* [Records supplied]
[Begin]

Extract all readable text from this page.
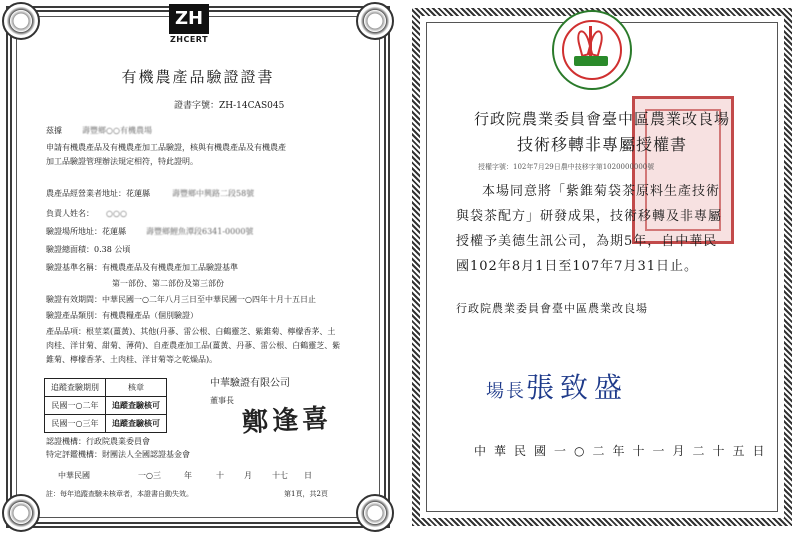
ZH
ZHCERT
有機農產品驗證證書
證書字號：ZH-14CAS045
茲據	壽豐鄉○○有機農場
申請有機農產品及有機農產加工品驗證，核與有機農產品及有機農產
加工品驗證管理辦法規定相符，特此證明。
農產品經營業者地址：花蓮縣	壽豐鄉中興路二段58號
負責人姓名： ○○○
驗證場所地址：花蓮縣	壽豐鄉鯉魚潭段6341-0000號
驗證總面積：0.38 公頃
驗證基準名稱：有機農產品及有機農產加工品驗證基準
第一部份、第二部份及第三部份
驗證有效期間：中華民國一○二年八月三日至中華民國一○四年十月十五日止
驗證產品類別：有機農糧產品（個別驗證）
產品品項：根莖菜(薑黃)、其他(丹蔘、雷公根、白鶴靈芝、紫錐菊、檸檬香茅、土
肉桂、洋甘菊、甜菊、薄荷)、自產農產加工品(薑黃、丹蔘、雷公根、白鶴靈芝、紫
錐菊、檸檬香茅、土肉桂、洋甘菊等之乾燥品)。
追蹤查驗期別	核章
民國一○二年	追蹤查驗核可
民國一○三年	追蹤查驗核可
中華驗證有限公司
董事長
鄭逢喜
認證機構：行政院農業委員會
特定評鑑機構：財團法人全國認證基金會
中華民國	一○三	年	十	月	十七 日
註：每年追蹤查驗未核章者，本證書自動失效。	第1頁，共2頁
行政院農業委員會臺中區農業改良場
技術移轉非專屬授權書
授權字號：102年7月29日農中技移字第1020000000號
本場同意將「紫錐菊袋茶原料生產技術
與袋茶配方」研發成果，技術移轉及非專屬
授權予美德生訊公司，為期5年，自中華民
國102年8月1日至107年7月31日止。
行政院農業委員會臺中區農業改良場
場長張致盛
中華民國一○二年十一月二十五日
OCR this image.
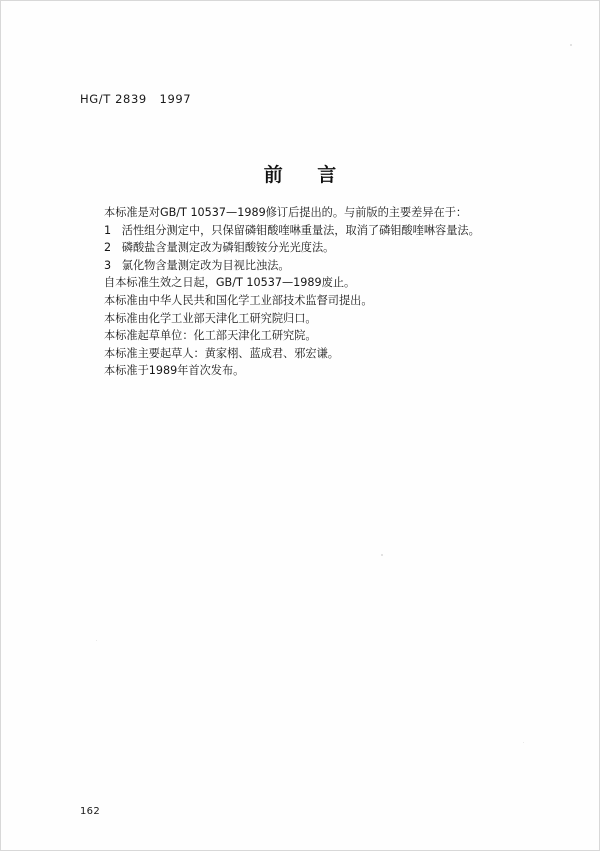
HG/T 2839   1997
前 言
本标准是对GB/T 10537—1989修订后提出的。与前版的主要差异在于：
1   活性组分测定中，只保留磷钼酸喹啉重量法，取消了磷钼酸喹啉容量法。
2   磷酸盐含量测定改为磷钼酸铵分光光度法。
3   氯化物含量测定改为目视比浊法。
自本标准生效之日起，GB/T 10537—1989废止。
本标准由中华人民共和国化学工业部技术监督司提出。
本标准由化学工业部天津化工研究院归口。
本标准起草单位：化工部天津化工研究院。
本标准主要起草人：黄家栩、蓝成君、邪宏谦。
本标准于1989年首次发布。
162
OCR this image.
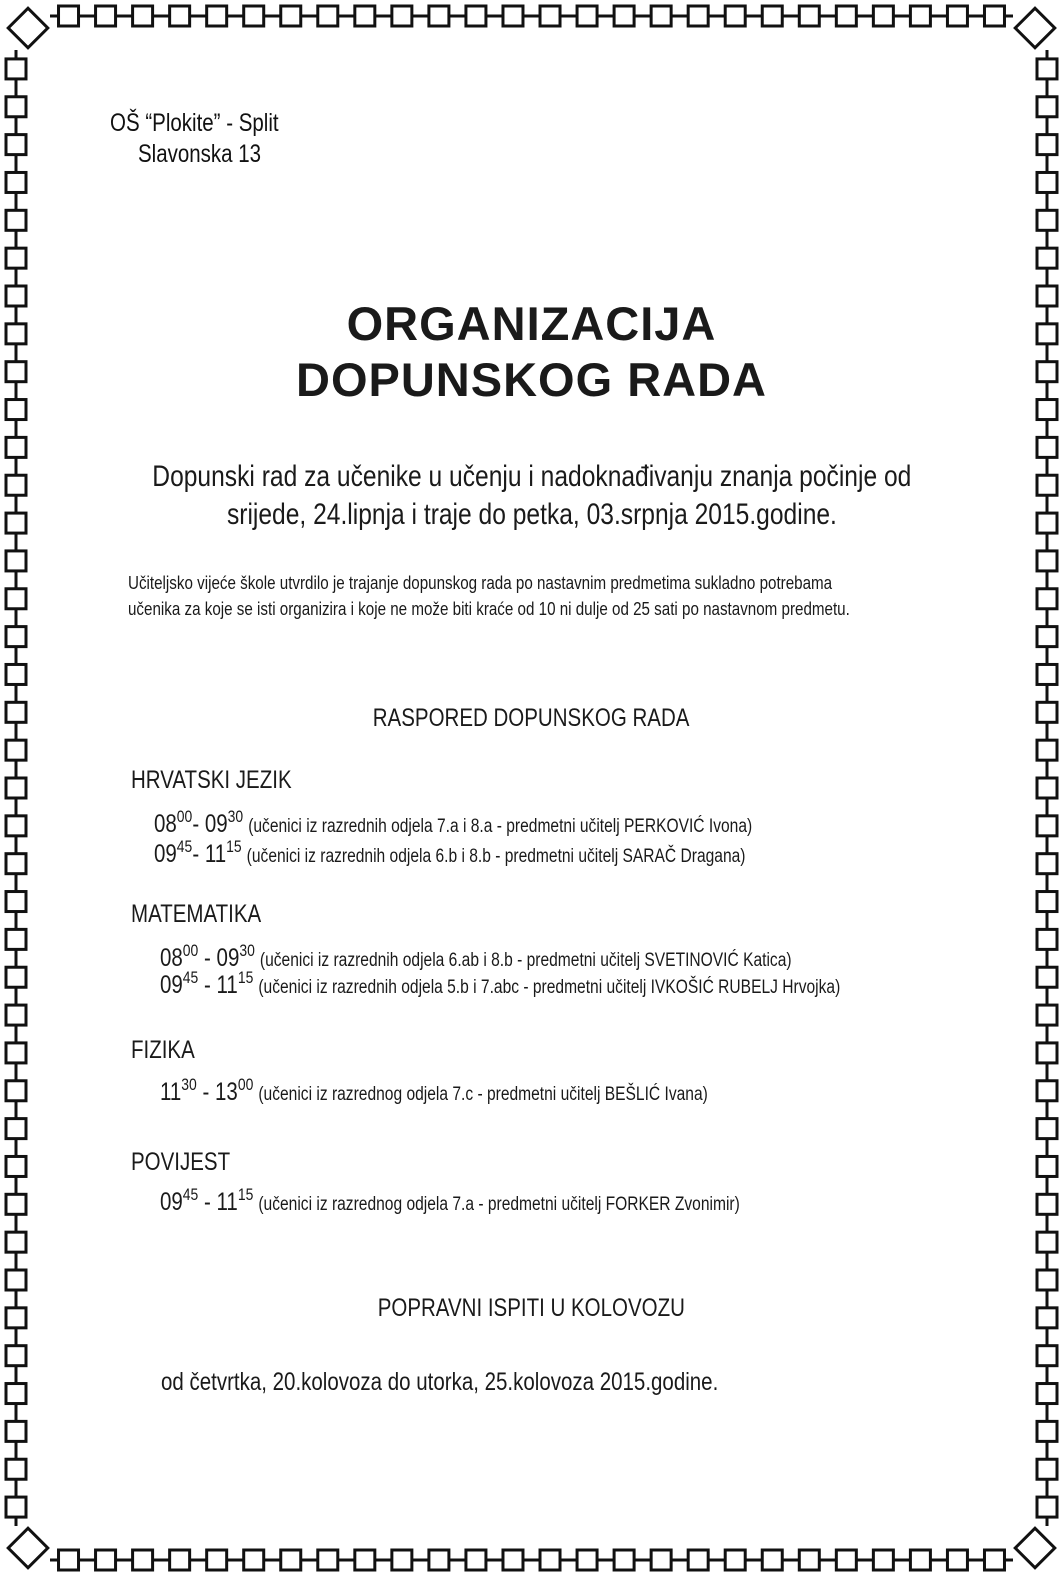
OŠ “Plokite” - Split
Slavonska 13
ORGANIZACIJA
DOPUNSKOG RADA
Dopunski rad za učenike u učenju i nadoknađivanju znanja počinje od
srijede, 24.lipnja i traje do petka, 03.srpnja 2015.godine.
Učiteljsko vijeće škole utvrdilo je trajanje dopunskog rada po nastavnim predmetima sukladno potrebama
učenika za koje se isti organizira i koje ne može biti kraće od 10 ni dulje od 25 sati po nastavnom predmetu.
RASPORED DOPUNSKOG RADA
HRVATSKI JEZIK
$08^{00}-$ $09^{30}$ (učenici iz razrednih odjela 7.a i 8.a - predmetni učitelj PERKOVIĆ Ivona)
$09^{45}-$ $11^{15}$ (učenici iz razrednih odjela 6.b i 8.b - predmetni učitelj SARAČ Dragana)
MATEMATIKA
$08^{00} - 09^{30}$ (učenici iz razrednih odjela 6.ab i 8.b - predmetni učitelj SVETINOVIĆ Katica)
$09^{45} - 11^{15}$ (učenici iz razrednih odjela 5.b i 7.abc - predmetni učitelj IVKOŠIĆ RUBELJ Hrvojka)
FIZIKA
$11^{30} - 13^{00}$ (učenici iz razrednog odjela 7.c - predmetni učitelj BEŠLIĆ Ivana)
POVIJEST
$09^{45} - 11^{15}$ (učenici iz razrednog odjela 7.a - predmetni učitelj FORKER Zvonimir)
POPRAVNI ISPITI U KOLOVOZU
od četvrtka, 20.kolovoza do utorka, 25.kolovoza 2015.godine.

[End]

Set the pictures aside and transcribe the data above exactly.

* [Answer to this problem]
Extract all readable text from this page.
ZH
ZHCERT
有機農產品驗證證書
證書字號：ZH-14CAS045
茲據	壽豐鄉○○有機農場
申請有機農產品及有機農產加工品驗證，核與有機農產品及有機農產
加工品驗證管理辦法規定相符，特此證明。
農產品經營業者地址：花蓮縣	壽豐鄉中興路二段58號
負責人姓名： ○○○
驗證場所地址：花蓮縣	壽豐鄉鯉魚潭段6341-0000號
驗證總面積：0.38 公頃
驗證基準名稱：有機農產品及有機農產加工品驗證基準
第一部份、第二部份及第三部份
驗證有效期間：中華民國一○二年八月三日至中華民國一○四年十月十五日止
驗證產品類別：有機農糧產品（個別驗證）
產品品項：根莖菜(薑黃)、其他(丹蔘、雷公根、白鶴靈芝、紫錐菊、檸檬香茅、土
肉桂、洋甘菊、甜菊、薄荷)、自產農產加工品(薑黃、丹蔘、雷公根、白鶴靈芝、紫
錐菊、檸檬香茅、土肉桂、洋甘菊等之乾燥品)。
追蹤查驗期別	核章
民國一○二年	追蹤查驗核可
民國一○三年	追蹤查驗核可
中華驗證有限公司
董事長
鄭逢喜
認證機構：行政院農業委員會
特定評鑑機構：財團法人全國認證基金會
中華民國	一○三	年	十	月	十七 日
註：每年追蹤查驗未核章者，本證書自動失效。	第1頁，共2頁
行政院農業委員會臺中區農業改良場
技術移轉非專屬授權書
授權字號：102年7月29日農中技移字第1020000000號
本場同意將「紫錐菊袋茶原料生產技術
與袋茶配方」研發成果，技術移轉及非專屬
授權予美德生訊公司，為期5年，自中華民
國102年8月1日至107年7月31日止。
行政院農業委員會臺中區農業改良場
場長張致盛
中華民國一○二年十一月二十五日
OCR this image.
HG/T 2839   1997
前 言
本标准是对GB/T 10537—1989修订后提出的。与前版的主要差异在于：
1   活性组分测定中，只保留磷钼酸喹啉重量法，取消了磷钼酸喹啉容量法。
2   磷酸盐含量测定改为磷钼酸铵分光光度法。
3   氯化物含量测定改为目视比浊法。
自本标准生效之日起，GB/T 10537—1989废止。
本标准由中华人民共和国化学工业部技术监督司提出。
本标准由化学工业部天津化工研究院归口。
本标准起草单位：化工部天津化工研究院。
本标准主要起草人：黄家栩、蓝成君、邪宏谦。
本标准于1989年首次发布。
162
OCR this image.
OŠ “Plokite” - Split
Slavonska 13
ORGANIZACIJA
DOPUNSKOG RADA
Dopunski rad za učenike u učenju i nadoknađivanju znanja počinje od
srijede, 24.lipnja i traje do petka, 03.srpnja 2015.godine.
Učiteljsko vijeće škole utvrdilo je trajanje dopunskog rada po nastavnim predmetima sukladno potrebama
učenika za koje se isti organizira i koje ne može biti kraće od 10 ni dulje od 25 sati po nastavnom predmetu.
RASPORED DOPUNSKOG RADA
HRVATSKI JEZIK
$08^{00}-$ $09^{30}$ (učenici iz razrednih odjela 7.a i 8.a - predmetni učitelj PERKOVIĆ Ivona)
$09^{45}-$ $11^{15}$ (učenici iz razrednih odjela 6.b i 8.b - predmetni učitelj SARAČ Dragana)
MATEMATIKA
$08^{00} - 09^{30}$ (učenici iz razrednih odjela 6.ab i 8.b - predmetni učitelj SVETINOVIĆ Katica)
$09^{45} - 11^{15}$ (učenici iz razrednih odjela 5.b i 7.abc - predmetni učitelj IVKOŠIĆ RUBELJ Hrvojka)
FIZIKA
$11^{30} - 13^{00}$ (učenici iz razrednog odjela 7.c - predmetni učitelj BEŠLIĆ Ivana)
POVIJEST
$09^{45} - 11^{15}$ (učenici iz razrednog odjela 7.a - predmetni učitelj FORKER Zvonimir)
POPRAVNI ISPITI U KOLOVOZU
od četvrtka, 20.kolovoza do utorka, 25.kolovoza 2015.godine.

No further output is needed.